**TASK DETAILS**
Every line that contains the word "Binary" should be copied.

**RECORDS FOR THE TASK**
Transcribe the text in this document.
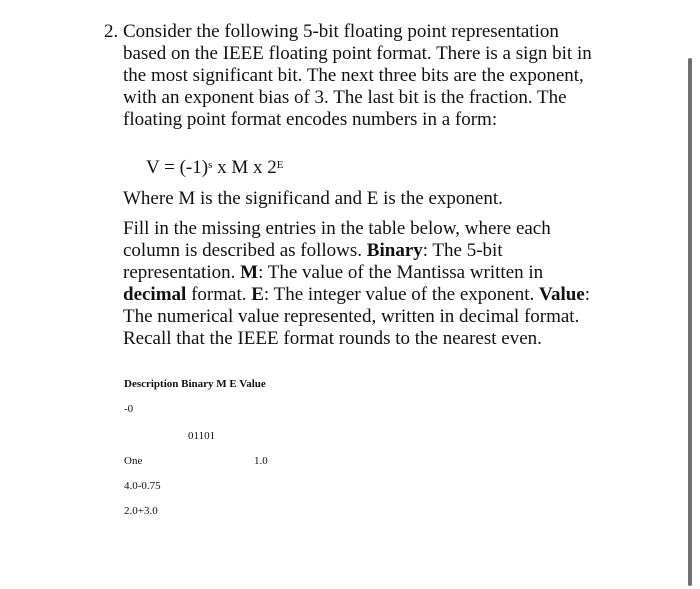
2. Consider the following 5-bit floating point representation based on the IEEE floating point format. There is a sign bit in the most significant bit. The next three bits are the exponent, with an exponent bias of 3. The last bit is the fraction. The floating point format encodes numbers in a form:

$V = (-1)^s$ x M x $2^E$

Where M is the significand and E is the exponent.

Fill in the missing entries in the table below, where each column is described as follows. Binary: The 5-bit representation. M: The value of the Mantissa written in decimal format. E: The integer value of the exponent. Value: The numerical value represented, written in decimal format. Recall that the IEEE format rounds to the nearest even.

Description Binary M E Value
-0
01101
One	1.0
4.0-0.75
2.0+3.0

**OUTPUT**
Fill in the missing entries in the table below, where each column is described as follows. Binary: The 5-bit representation. M: The value of the Mantissa written in decimal format. E: The integer value of the exponent. Value: The numerical value represented, written in decimal format. Recall that the IEEE format rounds to the nearest even.
Description Binary M E Value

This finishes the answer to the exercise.